■ TRECHO
======

Uma nova modalidade de prescrição aquisitiva surgiu recentemente, e necessita ser mais bem esclarecida.
O artigo 1.240-A do Código Civil, incluído pela Lei 12.424, de
16.06.2011, visou regularizar questões habitacionais, estabelecendo
determinados casos em caso de separação de fato ou até de divórcio, o
cônjuge que continuou a residir no bem abandonado por seu ex-consorte
pode pleitear a usucapião, desde que permaneça no imóvel pelo prazo de
dois anos:
“Código Civil
Art. 1.240-A. Aquele que exercer, por 2 (dois) anos ininterruptamente e sem oposição, posse direta, com exclusividade, sobre imóvel urbano de até 250m² (duzentos e cinquenta metros quadrados) cuja propriedade divida com ex-cônjuge ou ex-companheiro que abandonou o lar, utilizando-o para sua moradia ou de sua família, adquirir-lhe-á o domínio integral, desde que não seja proprietário de outro imóvel urbano ou rural.
§ 1º O direito previsto no caput não será reconhecido ao mesmo possuidor mais de uma vez.”
O principal objetivo da inserção do referido dispositivo legal é
proporcionar a regularização de imóveis encravados e pendentes de
documentação.
Foi certamente visando à função social da propriedade, que o legislador
resolveu destinar ao cônjuge que habita o bem o direito de delimitar o
seu futuro, adquirido a parte do imóvel que caberia ao outro
companheiro.
Mas é claro que este dispositivo só foi inserido na codificação civil
em razão dos princípios basilares instituidores na nova normativa.
1.Problema
Pensando no caso específico dos cônjuges separados e da regularização
imobiliária para a continuação da família, os legisladores acharam uma
saída política para legitimar o estado da posse dos imóveis abandonados.
Influenciado pela situação familiar e também pelo amparo aos filhos,
seja por traumas na relação ou até por uma reconstrução de vida, no mais
das vezes, o ex-consorte não se vale do direito de propriedade,
elastecendo no tempo uma situação de abandono no bem.
Ao abandonar o bem, em muitos casos, o outro cônjuge não regulariza a
posse do consorte, seja lhe autorizando o comodato ou o cobrando pelo
uso exclusivo.
Ocorre que surgia uma situação de instabilidade para o cônjuge que
ficou com o imóvel, pois este não poderia alienar o bem, investir nele
ou simplesmente regularizar uma situação de posse exclusiva.

======

■ REGISTROS DE DADOS

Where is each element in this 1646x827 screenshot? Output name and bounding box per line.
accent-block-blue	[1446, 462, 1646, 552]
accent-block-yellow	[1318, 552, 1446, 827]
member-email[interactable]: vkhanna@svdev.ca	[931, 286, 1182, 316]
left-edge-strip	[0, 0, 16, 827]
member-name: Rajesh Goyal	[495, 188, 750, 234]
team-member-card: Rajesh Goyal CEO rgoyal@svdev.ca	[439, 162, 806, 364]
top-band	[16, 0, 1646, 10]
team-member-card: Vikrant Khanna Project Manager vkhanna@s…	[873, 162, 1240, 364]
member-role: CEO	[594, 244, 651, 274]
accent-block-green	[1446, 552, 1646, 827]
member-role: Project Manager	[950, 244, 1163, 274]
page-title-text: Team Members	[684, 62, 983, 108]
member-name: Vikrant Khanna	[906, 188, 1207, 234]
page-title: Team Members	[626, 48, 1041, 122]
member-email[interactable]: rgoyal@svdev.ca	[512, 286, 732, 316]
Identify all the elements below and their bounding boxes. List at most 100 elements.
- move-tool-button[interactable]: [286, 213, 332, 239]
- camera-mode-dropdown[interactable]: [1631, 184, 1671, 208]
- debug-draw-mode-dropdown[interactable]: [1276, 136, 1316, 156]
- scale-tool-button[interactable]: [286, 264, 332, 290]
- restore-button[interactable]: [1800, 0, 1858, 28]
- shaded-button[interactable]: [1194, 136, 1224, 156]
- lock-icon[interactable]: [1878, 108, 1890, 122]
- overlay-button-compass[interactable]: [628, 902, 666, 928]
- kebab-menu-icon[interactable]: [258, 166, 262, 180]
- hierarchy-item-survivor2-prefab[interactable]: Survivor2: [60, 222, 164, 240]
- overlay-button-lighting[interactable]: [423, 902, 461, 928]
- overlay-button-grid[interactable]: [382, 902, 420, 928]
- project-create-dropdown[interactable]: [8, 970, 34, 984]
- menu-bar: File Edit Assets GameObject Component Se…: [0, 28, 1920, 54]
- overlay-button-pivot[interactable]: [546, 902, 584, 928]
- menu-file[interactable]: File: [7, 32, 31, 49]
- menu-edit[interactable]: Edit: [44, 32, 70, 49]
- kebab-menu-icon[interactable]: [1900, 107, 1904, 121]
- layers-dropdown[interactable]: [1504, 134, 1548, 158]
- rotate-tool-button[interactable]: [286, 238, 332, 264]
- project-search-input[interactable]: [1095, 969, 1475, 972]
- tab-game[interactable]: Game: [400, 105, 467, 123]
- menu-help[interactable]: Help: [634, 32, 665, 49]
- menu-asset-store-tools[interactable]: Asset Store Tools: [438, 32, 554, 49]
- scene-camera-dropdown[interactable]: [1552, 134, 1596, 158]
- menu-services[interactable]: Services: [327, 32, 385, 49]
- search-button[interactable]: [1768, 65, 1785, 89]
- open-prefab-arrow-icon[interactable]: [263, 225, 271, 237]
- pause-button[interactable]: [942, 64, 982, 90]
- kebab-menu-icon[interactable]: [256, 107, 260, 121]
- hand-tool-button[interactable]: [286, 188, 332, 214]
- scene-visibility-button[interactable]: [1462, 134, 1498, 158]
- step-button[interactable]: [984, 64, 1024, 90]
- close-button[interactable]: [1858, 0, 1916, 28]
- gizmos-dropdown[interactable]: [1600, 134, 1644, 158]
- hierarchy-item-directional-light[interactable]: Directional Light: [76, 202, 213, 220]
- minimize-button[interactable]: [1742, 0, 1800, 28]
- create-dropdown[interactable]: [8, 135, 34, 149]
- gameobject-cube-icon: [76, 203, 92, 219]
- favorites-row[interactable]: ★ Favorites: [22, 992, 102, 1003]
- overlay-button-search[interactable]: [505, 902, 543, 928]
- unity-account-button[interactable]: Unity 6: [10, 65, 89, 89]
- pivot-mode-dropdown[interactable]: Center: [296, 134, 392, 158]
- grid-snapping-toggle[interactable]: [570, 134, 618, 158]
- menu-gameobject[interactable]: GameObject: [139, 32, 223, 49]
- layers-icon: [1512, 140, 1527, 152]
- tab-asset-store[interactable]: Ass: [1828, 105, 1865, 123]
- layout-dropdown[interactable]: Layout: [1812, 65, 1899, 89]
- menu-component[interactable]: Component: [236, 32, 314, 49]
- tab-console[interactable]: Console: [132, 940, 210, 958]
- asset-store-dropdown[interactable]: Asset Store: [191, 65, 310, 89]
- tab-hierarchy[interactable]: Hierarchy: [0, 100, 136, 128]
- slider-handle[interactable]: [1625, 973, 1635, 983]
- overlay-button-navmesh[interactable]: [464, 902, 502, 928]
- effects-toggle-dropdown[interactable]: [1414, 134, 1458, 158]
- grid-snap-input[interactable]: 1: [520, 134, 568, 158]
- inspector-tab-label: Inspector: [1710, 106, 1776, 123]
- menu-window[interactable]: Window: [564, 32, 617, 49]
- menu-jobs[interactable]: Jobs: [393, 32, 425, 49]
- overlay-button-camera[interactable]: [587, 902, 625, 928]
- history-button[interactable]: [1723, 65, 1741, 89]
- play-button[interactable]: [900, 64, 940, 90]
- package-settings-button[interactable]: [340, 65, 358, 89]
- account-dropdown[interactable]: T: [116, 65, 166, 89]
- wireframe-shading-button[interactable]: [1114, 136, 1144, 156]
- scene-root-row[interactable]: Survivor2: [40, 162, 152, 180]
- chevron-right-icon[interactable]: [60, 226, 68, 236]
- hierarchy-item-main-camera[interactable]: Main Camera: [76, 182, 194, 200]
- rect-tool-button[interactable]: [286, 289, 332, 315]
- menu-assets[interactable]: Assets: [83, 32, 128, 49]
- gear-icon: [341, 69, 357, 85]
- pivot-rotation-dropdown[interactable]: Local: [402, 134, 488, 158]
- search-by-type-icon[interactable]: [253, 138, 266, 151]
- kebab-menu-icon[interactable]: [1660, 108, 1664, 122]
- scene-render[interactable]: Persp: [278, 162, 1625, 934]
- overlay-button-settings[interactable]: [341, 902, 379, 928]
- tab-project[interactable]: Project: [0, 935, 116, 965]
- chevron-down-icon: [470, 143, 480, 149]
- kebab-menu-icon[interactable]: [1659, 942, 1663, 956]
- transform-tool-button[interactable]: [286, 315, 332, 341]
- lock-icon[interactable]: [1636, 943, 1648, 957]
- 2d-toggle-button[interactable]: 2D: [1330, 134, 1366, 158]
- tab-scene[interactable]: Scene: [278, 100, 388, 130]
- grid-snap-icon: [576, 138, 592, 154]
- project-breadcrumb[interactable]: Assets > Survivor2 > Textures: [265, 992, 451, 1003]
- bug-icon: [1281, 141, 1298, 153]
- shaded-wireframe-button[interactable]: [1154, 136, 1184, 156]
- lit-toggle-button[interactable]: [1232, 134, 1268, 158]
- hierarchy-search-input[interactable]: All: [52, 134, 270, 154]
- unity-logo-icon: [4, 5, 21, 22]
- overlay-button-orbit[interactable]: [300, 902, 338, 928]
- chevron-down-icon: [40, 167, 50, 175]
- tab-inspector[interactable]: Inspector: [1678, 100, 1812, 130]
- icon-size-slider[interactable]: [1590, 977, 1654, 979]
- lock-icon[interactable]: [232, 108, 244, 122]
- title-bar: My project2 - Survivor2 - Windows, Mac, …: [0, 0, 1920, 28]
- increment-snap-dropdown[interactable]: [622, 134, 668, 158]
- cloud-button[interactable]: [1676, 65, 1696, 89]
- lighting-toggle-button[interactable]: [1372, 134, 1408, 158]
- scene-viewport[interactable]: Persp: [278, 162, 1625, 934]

======

■ INSTRUÇÕES DA TAREFA
Retome o trecho sobre a usucapião entre ex-cônjuges, dando continuidade a ele logo depois da última frase apresentada. Os registros não têm nenhum papel aqui.

■ RESPOSTA CORRETA
O cônjuge possuidor também não poderia, anteriormente, regularizar a
situação, pois não se pode adquirir pelo uso, um bem que lhe pertence.
É o mesmo que ocorre com o herdeiro, que tem que fazer o inventário e a
partilha dos bens deixados pelo autor da herança, não podendo
regularizar o bem pela usucapião, pois já é proprietário e não posseiro.
Tal como nos casos acima, o cônjuge residente no imóvel é proprietário
do bem, tendo uma relação de condomínio com outro cônjuge.
É diante desta problemática que surgiu a ingerência legal, para
regularizar a situação destes imóveis ocupados exclusivamente por um dos
cônjuges.
2. Paradigma jurídico
É certo de que as leis são feitas pelo homem diante de suas
necessidades sociais, mas os princípios que lastreiam o sistema jurídico
devem ser contundentes, seguindo um fato que deve ser regulado.
Os ex-cônjuges não têm prazo decadencial ou prescricional para
ajuizarem a ação de divórcio, a qual, por se tratar de ação de estado,
pode ser pleiteada em qualquer momento ou até nem ser pleiteada, pois se
trata de um direito personalíssimo, exclusivo dos cônjuges (Art. 1.582,
Código Civil).
Diante deste imbróglio, o tempo se tornou um dos maiores aliados e
também inimigo dos cônjuges, pois ao mesmo tempo em que não têm prazo
para reclamarem, não resolviam integralmente a dissolução de sua união.
Nesta situação os bens do casal ficavam encravados por anos, até porque
o processo de divórcio com a partilha poderia atravancar ainda mais o
andamento da regularização judicial do estado civil dos envolvidos.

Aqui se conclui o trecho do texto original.